-- start of DATA ROWS --

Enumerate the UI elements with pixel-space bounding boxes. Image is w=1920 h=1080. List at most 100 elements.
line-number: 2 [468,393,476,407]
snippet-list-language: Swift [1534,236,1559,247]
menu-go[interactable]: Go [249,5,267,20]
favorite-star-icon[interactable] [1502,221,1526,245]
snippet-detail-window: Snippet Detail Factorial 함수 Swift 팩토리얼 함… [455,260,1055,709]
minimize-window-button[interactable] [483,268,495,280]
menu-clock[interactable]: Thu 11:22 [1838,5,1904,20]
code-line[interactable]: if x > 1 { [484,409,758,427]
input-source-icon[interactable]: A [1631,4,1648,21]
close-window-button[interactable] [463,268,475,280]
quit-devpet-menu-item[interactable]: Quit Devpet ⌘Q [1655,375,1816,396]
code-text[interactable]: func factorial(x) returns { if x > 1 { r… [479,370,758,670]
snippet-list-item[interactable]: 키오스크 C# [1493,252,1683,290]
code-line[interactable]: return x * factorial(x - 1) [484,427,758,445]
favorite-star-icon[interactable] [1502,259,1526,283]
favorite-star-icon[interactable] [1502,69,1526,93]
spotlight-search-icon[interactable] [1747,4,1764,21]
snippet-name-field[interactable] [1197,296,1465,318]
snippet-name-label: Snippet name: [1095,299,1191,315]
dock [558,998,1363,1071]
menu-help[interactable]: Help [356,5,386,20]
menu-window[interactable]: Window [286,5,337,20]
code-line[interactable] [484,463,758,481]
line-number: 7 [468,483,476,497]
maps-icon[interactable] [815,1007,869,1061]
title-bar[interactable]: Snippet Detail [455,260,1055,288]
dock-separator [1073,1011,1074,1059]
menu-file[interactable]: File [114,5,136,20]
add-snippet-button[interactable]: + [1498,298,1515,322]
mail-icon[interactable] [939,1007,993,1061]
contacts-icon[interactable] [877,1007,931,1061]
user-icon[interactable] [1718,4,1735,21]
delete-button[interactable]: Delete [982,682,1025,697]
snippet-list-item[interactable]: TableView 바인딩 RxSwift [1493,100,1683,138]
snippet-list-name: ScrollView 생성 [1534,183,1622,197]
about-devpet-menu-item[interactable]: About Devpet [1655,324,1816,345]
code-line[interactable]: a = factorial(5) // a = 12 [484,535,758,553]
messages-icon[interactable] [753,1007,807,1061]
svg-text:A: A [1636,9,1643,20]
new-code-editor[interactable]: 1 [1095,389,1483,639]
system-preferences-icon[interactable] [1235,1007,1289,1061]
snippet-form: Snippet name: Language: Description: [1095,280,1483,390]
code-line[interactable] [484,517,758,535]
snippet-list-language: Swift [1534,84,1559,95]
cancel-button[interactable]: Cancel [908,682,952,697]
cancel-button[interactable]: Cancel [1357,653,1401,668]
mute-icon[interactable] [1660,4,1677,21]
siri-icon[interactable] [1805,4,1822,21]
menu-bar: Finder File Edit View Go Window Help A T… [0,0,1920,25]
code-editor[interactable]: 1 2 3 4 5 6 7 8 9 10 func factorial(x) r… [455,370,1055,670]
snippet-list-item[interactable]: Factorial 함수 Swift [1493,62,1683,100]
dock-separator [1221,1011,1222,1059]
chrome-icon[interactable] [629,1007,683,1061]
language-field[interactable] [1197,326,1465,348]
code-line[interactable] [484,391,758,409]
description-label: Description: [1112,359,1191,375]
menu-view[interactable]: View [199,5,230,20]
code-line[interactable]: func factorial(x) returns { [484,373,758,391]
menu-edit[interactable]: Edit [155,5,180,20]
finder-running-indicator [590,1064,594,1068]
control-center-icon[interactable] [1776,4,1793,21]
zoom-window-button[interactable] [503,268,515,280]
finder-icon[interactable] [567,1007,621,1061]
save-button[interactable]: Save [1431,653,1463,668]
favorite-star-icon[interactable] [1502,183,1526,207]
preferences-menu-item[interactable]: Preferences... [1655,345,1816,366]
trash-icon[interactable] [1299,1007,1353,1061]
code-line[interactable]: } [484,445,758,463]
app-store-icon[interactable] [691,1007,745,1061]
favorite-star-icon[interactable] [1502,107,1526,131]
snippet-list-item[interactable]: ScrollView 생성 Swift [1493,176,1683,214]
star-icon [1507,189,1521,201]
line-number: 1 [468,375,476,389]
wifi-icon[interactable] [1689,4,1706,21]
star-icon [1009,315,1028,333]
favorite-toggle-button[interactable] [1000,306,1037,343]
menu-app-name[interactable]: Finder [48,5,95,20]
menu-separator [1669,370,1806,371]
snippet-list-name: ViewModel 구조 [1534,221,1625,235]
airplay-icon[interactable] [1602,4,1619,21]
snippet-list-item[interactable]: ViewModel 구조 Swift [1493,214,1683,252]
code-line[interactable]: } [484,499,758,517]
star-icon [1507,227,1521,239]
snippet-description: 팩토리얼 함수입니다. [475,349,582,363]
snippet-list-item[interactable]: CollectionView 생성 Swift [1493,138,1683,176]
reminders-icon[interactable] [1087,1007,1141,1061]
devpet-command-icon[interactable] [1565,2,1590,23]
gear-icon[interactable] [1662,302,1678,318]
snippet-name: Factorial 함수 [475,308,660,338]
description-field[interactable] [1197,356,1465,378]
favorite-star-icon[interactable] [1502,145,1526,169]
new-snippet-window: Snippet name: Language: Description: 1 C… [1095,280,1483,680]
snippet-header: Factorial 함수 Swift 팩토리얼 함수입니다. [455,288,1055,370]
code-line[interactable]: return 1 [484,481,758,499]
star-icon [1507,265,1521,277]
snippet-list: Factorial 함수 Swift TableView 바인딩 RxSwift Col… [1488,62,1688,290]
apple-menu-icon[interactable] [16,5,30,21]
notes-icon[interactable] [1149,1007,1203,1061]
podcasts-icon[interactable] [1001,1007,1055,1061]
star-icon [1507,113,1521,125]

-- end of DATA ROWS --

Return every line of the listing above verbatim, without changing, omitting, or reordering anything.

Enumerate the UI elements with pixel-space bounding boxes. Image is w=1920 h=1080. List at most 100 elements.
line-number: 2 [468,393,476,407]
snippet-list-language: Swift [1534,236,1559,247]
menu-go[interactable]: Go [249,5,267,20]
favorite-star-icon[interactable] [1502,221,1526,245]
snippet-detail-window: Snippet Detail Factorial 함수 Swift 팩토리얼 함… [455,260,1055,709]
minimize-window-button[interactable] [483,268,495,280]
menu-clock[interactable]: Thu 11:22 [1838,5,1904,20]
code-line[interactable]: if x > 1 { [484,409,758,427]
input-source-icon[interactable]: A [1631,4,1648,21]
close-window-button[interactable] [463,268,475,280]
quit-devpet-menu-item[interactable]: Quit Devpet ⌘Q [1655,375,1816,396]
code-text[interactable]: func factorial(x) returns { if x > 1 { r… [479,370,758,670]
snippet-list-item[interactable]: 키오스크 C# [1493,252,1683,290]
code-line[interactable]: return x * factorial(x - 1) [484,427,758,445]
favorite-star-icon[interactable] [1502,259,1526,283]
favorite-star-icon[interactable] [1502,69,1526,93]
spotlight-search-icon[interactable] [1747,4,1764,21]
snippet-name-field[interactable] [1197,296,1465,318]
snippet-name-label: Snippet name: [1095,299,1191,315]
dock [558,998,1363,1071]
menu-help[interactable]: Help [356,5,386,20]
menu-window[interactable]: Window [286,5,337,20]
code-line[interactable] [484,463,758,481]
line-number: 7 [468,483,476,497]
maps-icon[interactable] [815,1007,869,1061]
title-bar[interactable]: Snippet Detail [455,260,1055,288]
dock-separator [1073,1011,1074,1059]
menu-file[interactable]: File [114,5,136,20]
add-snippet-button[interactable]: + [1498,298,1515,322]
mail-icon[interactable] [939,1007,993,1061]
contacts-icon[interactable] [877,1007,931,1061]
user-icon[interactable] [1718,4,1735,21]
delete-button[interactable]: Delete [982,682,1025,697]
snippet-list-item[interactable]: TableView 바인딩 RxSwift [1493,100,1683,138]
snippet-list-name: ScrollView 생성 [1534,183,1622,197]
about-devpet-menu-item[interactable]: About Devpet [1655,324,1816,345]
code-line[interactable]: a = factorial(5) // a = 12 [484,535,758,553]
messages-icon[interactable] [753,1007,807,1061]
svg-text:A: A [1636,9,1643,20]
new-code-editor[interactable]: 1 [1095,389,1483,639]
system-preferences-icon[interactable] [1235,1007,1289,1061]
snippet-form: Snippet name: Language: Description: [1095,280,1483,390]
code-line[interactable] [484,517,758,535]
snippet-list-language: Swift [1534,84,1559,95]
cancel-button[interactable]: Cancel [908,682,952,697]
cancel-button[interactable]: Cancel [1357,653,1401,668]
mute-icon[interactable] [1660,4,1677,21]
siri-icon[interactable] [1805,4,1822,21]
menu-bar: Finder File Edit View Go Window Help A T… [0,0,1920,25]
code-editor[interactable]: 1 2 3 4 5 6 7 8 9 10 func factorial(x) r… [455,370,1055,670]
snippet-list-item[interactable]: Factorial 함수 Swift [1493,62,1683,100]
dock-separator [1221,1011,1222,1059]
chrome-icon[interactable] [629,1007,683,1061]
language-field[interactable] [1197,326,1465,348]
code-line[interactable] [484,391,758,409]
description-label: Description: [1112,359,1191,375]
menu-view[interactable]: View [199,5,230,20]
code-line[interactable]: func factorial(x) returns { [484,373,758,391]
menu-edit[interactable]: Edit [155,5,180,20]
finder-running-indicator [590,1064,594,1068]
control-center-icon[interactable] [1776,4,1793,21]
zoom-window-button[interactable] [503,268,515,280]
finder-icon[interactable] [567,1007,621,1061]
save-button[interactable]: Save [1431,653,1463,668]
favorite-star-icon[interactable] [1502,183,1526,207]
preferences-menu-item[interactable]: Preferences... [1655,345,1816,366]
trash-icon[interactable] [1299,1007,1353,1061]
code-line[interactable]: } [484,445,758,463]
app-store-icon[interactable] [691,1007,745,1061]
favorite-star-icon[interactable] [1502,107,1526,131]
snippet-list-item[interactable]: ScrollView 생성 Swift [1493,176,1683,214]
star-icon [1507,189,1521,201]
line-number: 1 [468,375,476,389]
wifi-icon[interactable] [1689,4,1706,21]
star-icon [1009,315,1028,333]
favorite-toggle-button[interactable] [1000,306,1037,343]
menu-app-name[interactable]: Finder [48,5,95,20]
menu-separator [1669,370,1806,371]
snippet-list-name: ViewModel 구조 [1534,221,1625,235]
airplay-icon[interactable] [1602,4,1619,21]
snippet-list-item[interactable]: ViewModel 구조 Swift [1493,214,1683,252]
code-line[interactable]: } [484,499,758,517]
star-icon [1507,227,1521,239]
snippet-description: 팩토리얼 함수입니다. [475,349,582,363]
snippet-list-item[interactable]: CollectionView 생성 Swift [1493,138,1683,176]
reminders-icon[interactable] [1087,1007,1141,1061]
devpet-command-icon[interactable] [1565,2,1590,23]
gear-icon[interactable] [1662,302,1678,318]
snippet-name: Factorial 함수 [475,308,660,338]
description-field[interactable] [1197,356,1465,378]
favorite-star-icon[interactable] [1502,145,1526,169]
new-snippet-window: Snippet name: Language: Description: 1 C… [1095,280,1483,680]
snippet-header: Factorial 함수 Swift 팩토리얼 함수입니다. [455,288,1055,370]
code-line[interactable]: return 1 [484,481,758,499]
star-icon [1507,265,1521,277]
snippet-list: Factorial 함수 Swift TableView 바인딩 RxSwift Col… [1488,62,1688,290]
apple-menu-icon[interactable] [16,5,30,21]
notes-icon[interactable] [1149,1007,1203,1061]
podcasts-icon[interactable] [1001,1007,1055,1061]
star-icon [1507,113,1521,125]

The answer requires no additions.